= Exercise description =
Which lines have the string "pptx"? Copy all of them from the entries below.

= Information provided =
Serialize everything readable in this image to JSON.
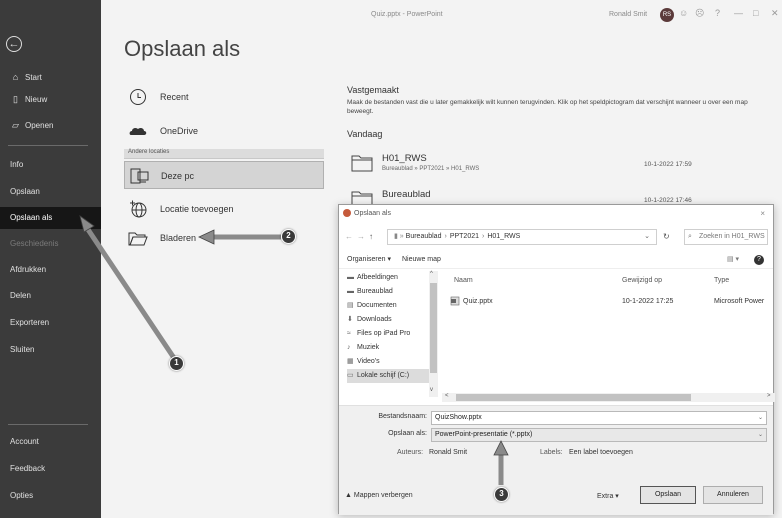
{
  "titlebar": {
    "doc_title": "Quiz.pptx - PowerPoint",
    "user_name": "Ronald Smit",
    "user_initials": "RS",
    "icons": [
      "smile-icon",
      "frown-icon",
      "help-icon",
      "minimize-icon",
      "restore-icon",
      "close-icon"
    ]
  },
  "sidebar": {
    "back_icon": "back-arrow-icon",
    "items": [
      {
        "label": "Start",
        "icon": "home-icon"
      },
      {
        "label": "Nieuw",
        "icon": "new-file-icon"
      },
      {
        "label": "Openen",
        "icon": "open-folder-icon"
      },
      {
        "label": "Info"
      },
      {
        "label": "Opslaan"
      },
      {
        "label": "Opslaan als",
        "active": true
      },
      {
        "label": "Geschiedenis",
        "disabled": true
      },
      {
        "label": "Afdrukken"
      },
      {
        "label": "Delen"
      },
      {
        "label": "Exporteren"
      },
      {
        "label": "Sluiten"
      },
      {
        "label": "Account"
      },
      {
        "label": "Feedback"
      },
      {
        "label": "Opties"
      }
    ]
  },
  "page": {
    "title": "Opslaan als"
  },
  "locations": {
    "recent": "Recent",
    "onedrive": "OneDrive",
    "other_header": "Andere locaties",
    "this_pc": "Deze pc",
    "add_location": "Locatie toevoegen",
    "browse": "Bladeren"
  },
  "pinned": {
    "title": "Vastgemaakt",
    "description": "Maak de bestanden vast die u later gemakkelijk wilt kunnen terugvinden. Klik op het speldpictogram dat verschijnt wanneer u over een map beweegt."
  },
  "today": {
    "title": "Vandaag",
    "folders": [
      {
        "name": "H01_RWS",
        "path": "Bureaublad » PPT2021 » H01_RWS",
        "date": "10-1-2022 17:59"
      },
      {
        "name": "Bureaublad",
        "path": "",
        "date": "10-1-2022 17:46"
      }
    ]
  },
  "dialog": {
    "title": "Opslaan als",
    "close": "×",
    "breadcrumb": [
      "Bureaublad",
      "PPT2021",
      "H01_RWS"
    ],
    "search_placeholder": "Zoeken in H01_RWS",
    "organize": "Organiseren ▾",
    "new_folder": "Nieuwe map",
    "tree": [
      {
        "label": "Afbeeldingen",
        "icon": "pictures-icon"
      },
      {
        "label": "Bureaublad",
        "icon": "desktop-icon"
      },
      {
        "label": "Documenten",
        "icon": "documents-icon"
      },
      {
        "label": "Downloads",
        "icon": "downloads-icon"
      },
      {
        "label": "Files op iPad Pro",
        "icon": "network-icon"
      },
      {
        "label": "Muziek",
        "icon": "music-icon"
      },
      {
        "label": "Video's",
        "icon": "video-icon"
      },
      {
        "label": "Lokale schijf (C:)",
        "icon": "drive-icon",
        "selected": true
      }
    ],
    "columns": {
      "name": "Naam",
      "modified": "Gewijzigd op",
      "type": "Type"
    },
    "files": [
      {
        "name": "Quiz.pptx",
        "modified": "10-1-2022 17:25",
        "type": "Microsoft Power"
      }
    ],
    "filename_label": "Bestandsnaam:",
    "filename_value": "QuizShow.pptx",
    "savetype_label": "Opslaan als:",
    "savetype_value": "PowerPoint-presentatie (*.pptx)",
    "authors_label": "Auteurs:",
    "authors_value": "Ronald Smit",
    "labels_label": "Labels:",
    "labels_value": "Een label toevoegen",
    "hide_folders": "▲ Mappen verbergen",
    "tools": "Extra ▾",
    "save_button": "Opslaan",
    "cancel_button": "Annuleren"
  },
  "annotations": {
    "badge1": "1",
    "badge2": "2",
    "badge3": "3"
  }
}
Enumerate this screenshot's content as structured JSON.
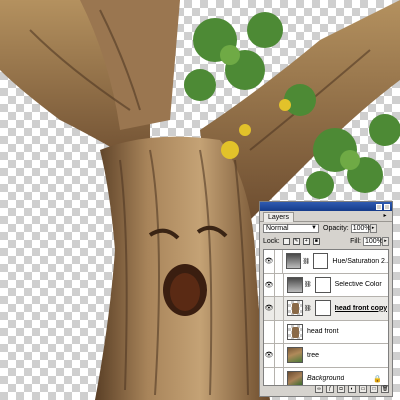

= Right answer =
    "doc_title": "Quiz.pptx - PowerPoint",
        "name": "Quiz.pptx",
    "filename_value": "QuizShow.pptx",
    "savetype_value": "PowerPoint-presentatie (*.pptx)",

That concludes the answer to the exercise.